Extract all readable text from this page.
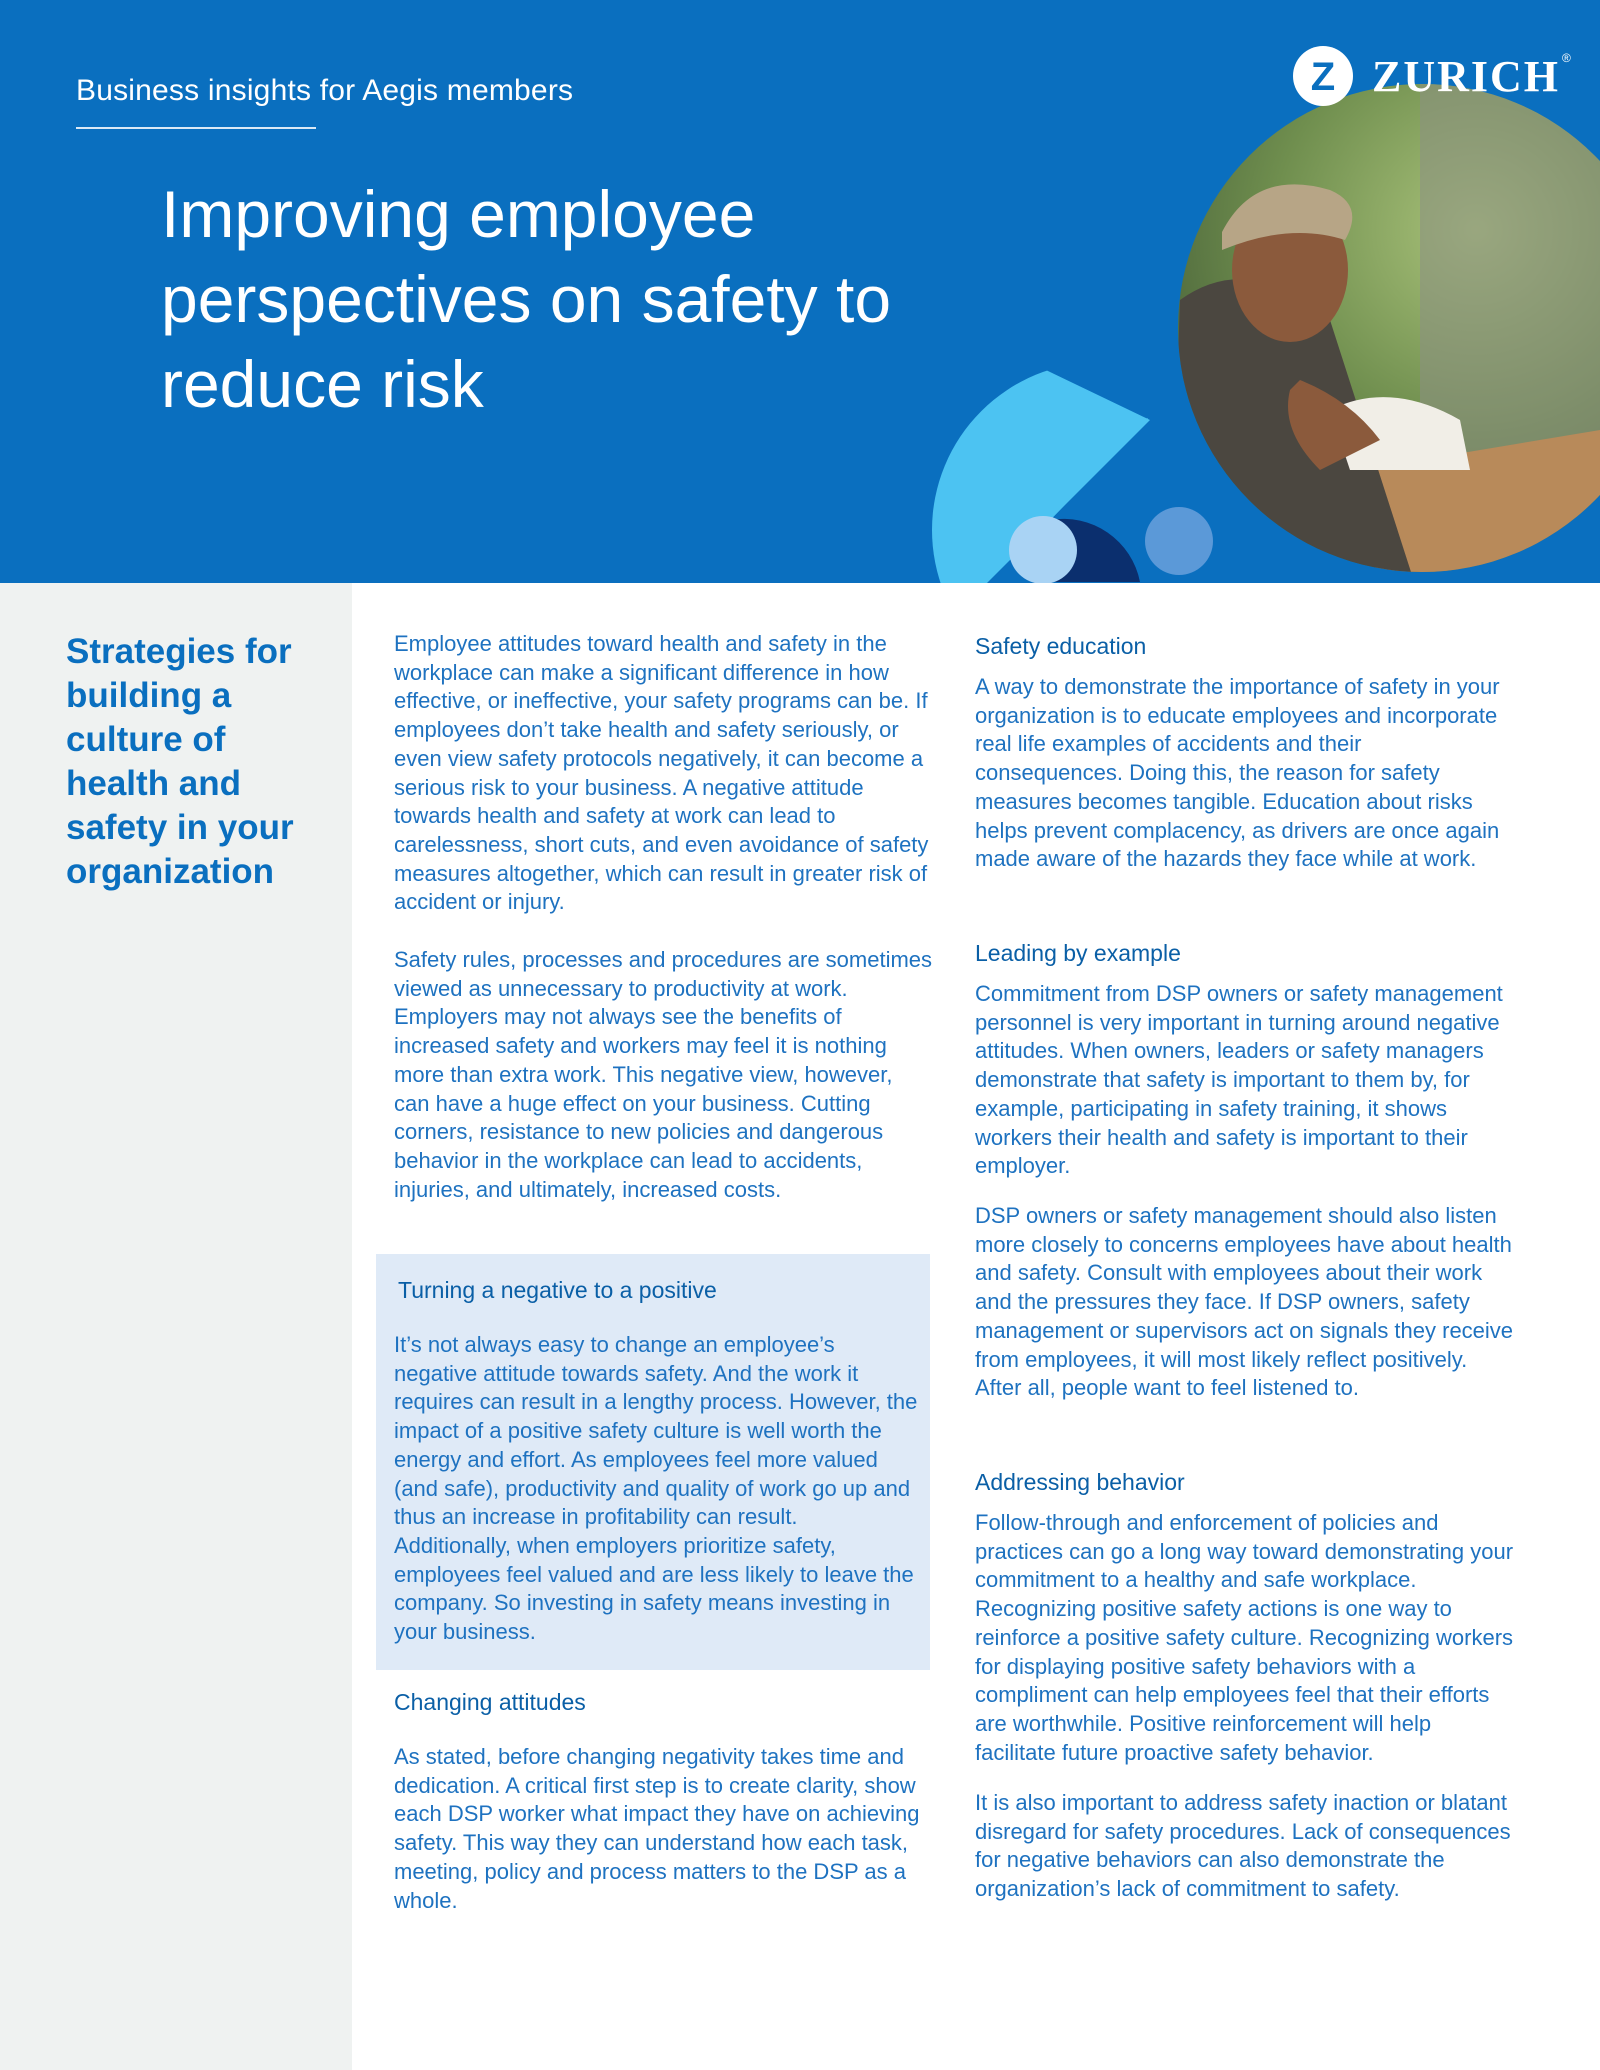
Business insights for Aegis members	Z ZURICH ®
Improving employee perspectives on safety to reduce risk
Strategies for building a culture of health and safety in your organization

Employee attitudes toward health and safety in the workplace can make a significant difference in how effective, or ineffective, your safety programs can be. If employees don’t take health and safety seriously, or even view safety protocols negatively, it can become a serious risk to your business. A negative attitude towards health and safety at work can lead to carelessness, short cuts, and even avoidance of safety measures altogether, which can result in greater risk of accident or injury.

Safety rules, processes and procedures are sometimes viewed as unnecessary to productivity at work. Employers may not always see the benefits of increased safety and workers may feel it is nothing more than extra work. This negative view, however, can have a huge effect on your business. Cutting corners, resistance to new policies and dangerous behavior in the workplace can lead to accidents, injuries, and ultimately, increased costs.

Turning a negative to a positive

It’s not always easy to change an employee’s negative attitude towards safety. And the work it requires can result in a lengthy process. However, the impact of a positive safety culture is well worth the energy and effort. As employees feel more valued (and safe), productivity and quality of work go up and thus an increase in profitability can result. Additionally, when employers prioritize safety, employees feel valued and are less likely to leave the company. So investing in safety means investing in your business.

Changing attitudes

As stated, before changing negativity takes time and dedication. A critical first step is to create clarity, show each DSP worker what impact they have on achieving safety. This way they can understand how each task, meeting, policy and process matters to the DSP as a whole.

Safety education

A way to demonstrate the importance of safety in your organization is to educate employees and incorporate real life examples of accidents and their consequences. Doing this, the reason for safety measures becomes tangible. Education about risks helps prevent complacency, as drivers are once again made aware of the hazards they face while at work.

Leading by example

Commitment from DSP owners or safety management personnel is very important in turning around negative attitudes. When owners, leaders or safety managers demonstrate that safety is important to them by, for example, participating in safety training, it shows workers their health and safety is important to their employer.

DSP owners or safety management should also listen more closely to concerns employees have about health and safety. Consult with employees about their work and the pressures they face. If DSP owners, safety management or supervisors act on signals they receive from employees, it will most likely reflect positively. After all, people want to feel listened to.

Addressing behavior

Follow-through and enforcement of policies and practices can go a long way toward demonstrating your commitment to a healthy and safe workplace. Recognizing positive safety actions is one way to reinforce a positive safety culture. Recognizing workers for displaying positive safety behaviors with a compliment can help employees feel that their efforts are worthwhile. Positive reinforcement will help facilitate future proactive safety behavior.

It is also important to address safety inaction or blatant disregard for safety procedures. Lack of consequences for negative behaviors can also demonstrate the organization’s lack of commitment to safety.
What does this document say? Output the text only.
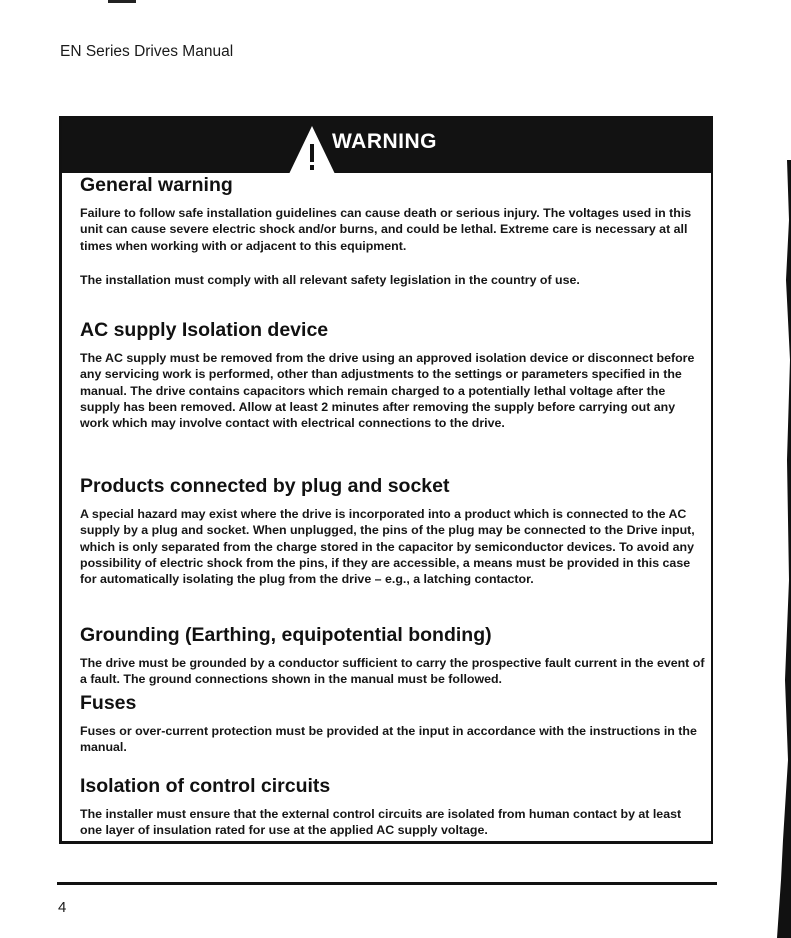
EN Series Drives Manual
WARNING
General warning
Failure to follow safe installation guidelines can cause death or serious injury. The voltages used in this unit can cause severe electric shock and/or burns, and could be lethal. Extreme care is necessary at all times when working with or adjacent to this equipment.
The installation must comply with all relevant safety legislation in the country of use.
AC supply Isolation device
The AC supply must be removed from the drive using an approved isolation device or disconnect before any servicing work is performed, other than adjustments to the settings or parameters specified in the manual. The drive contains capacitors which remain charged to a potentially lethal voltage after the supply has been removed. Allow at least 2 minutes after removing the supply before carrying out any work which may involve contact with electrical connections to the drive.
Products connected by plug and socket
A special hazard may exist where the drive is incorporated into a product which is connected to the AC supply by a plug and socket. When unplugged, the pins of the plug may be connected to the Drive input, which is only separated from the charge stored in the capacitor by semiconductor devices. To avoid any possibility of electric shock from the pins, if they are accessible, a means must be provided in this case for automatically isolating the plug from the drive – e.g., a latching contactor.
Grounding (Earthing, equipotential bonding)
The drive must be grounded by a conductor sufficient to carry the prospective fault current in the event of a fault. The ground connections shown in the manual must be followed.
Fuses
Fuses or over-current protection must be provided at the input in accordance with the instructions in the manual.
Isolation of control circuits
The installer must ensure that the external control circuits are isolated from human contact by at least one layer of insulation rated for use at the applied AC supply voltage.
4
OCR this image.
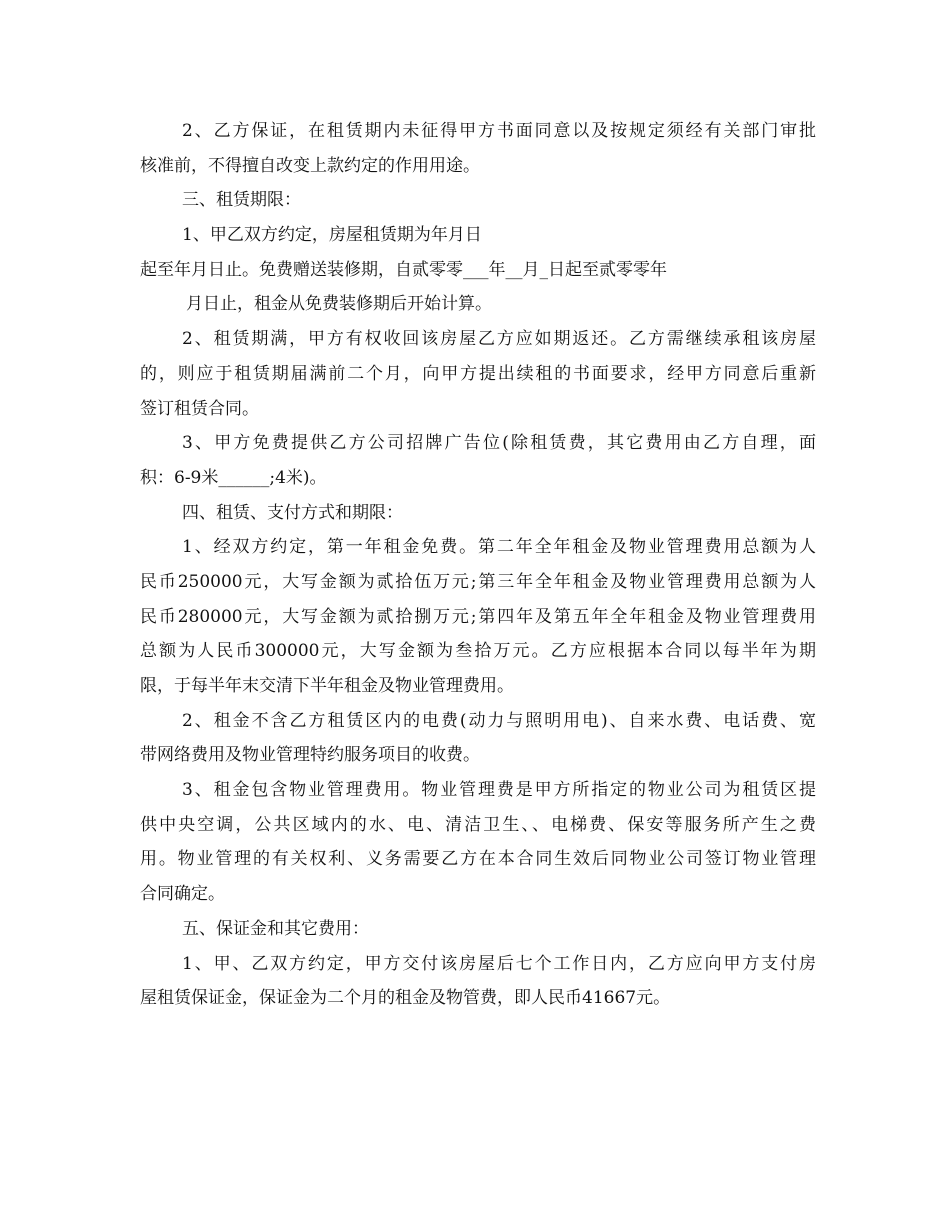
2、乙方保证，在租赁期内未征得甲方书面同意以及按规定须经有关部门审批
核准前，不得擅自改变上款约定的作用用途。
三、租赁期限：
1、甲乙双方约定，房屋租赁期为年月日
起至年月日止。免费赠送装修期，自贰零零___年__月_日起至贰零零年
月日止，租金从免费装修期后开始计算。
2、租赁期满，甲方有权收回该房屋乙方应如期返还。乙方需继续承租该房屋
的，则应于租赁期届满前二个月，向甲方提出续租的书面要求，经甲方同意后重新
签订租赁合同。
3、甲方免费提供乙方公司招牌广告位(除租赁费，其它费用由乙方自理，面
积：6-9米______;4米)。
四、租赁、支付方式和期限：
1、经双方约定，第一年租金免费。第二年全年租金及物业管理费用总额为人
民币250000元，大写金额为贰拾伍万元;第三年全年租金及物业管理费用总额为人
民币280000元，大写金额为贰拾捌万元;第四年及第五年全年租金及物业管理费用
总额为人民币300000元，大写金额为叁拾万元。乙方应根据本合同以每半年为期
限，于每半年末交清下半年租金及物业管理费用。
2、租金不含乙方租赁区内的电费(动力与照明用电)、自来水费、电话费、宽
带网络费用及物业管理特约服务项目的收费。
3、租金包含物业管理费用。物业管理费是甲方所指定的物业公司为租赁区提
供中央空调，公共区域内的水、电、清洁卫生、、电梯费、保安等服务所产生之费
用。物业管理的有关权利、义务需要乙方在本合同生效后同物业公司签订物业管理
合同确定。
五、保证金和其它费用：
1、甲、乙双方约定，甲方交付该房屋后七个工作日内，乙方应向甲方支付房
屋租赁保证金，保证金为二个月的租金及物管费，即人民币41667元。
————————
**Written instruction**
Where a line above contains the string "current", copy that line.

**Exercise response**
The drive must be grounded by a conductor sufficient to carry the prospective fault current in the event of a fault. The ground connections shown in the manual must be followed.
Fuses or over-current protection must be provided at the input in accordance with the instructions in the manual.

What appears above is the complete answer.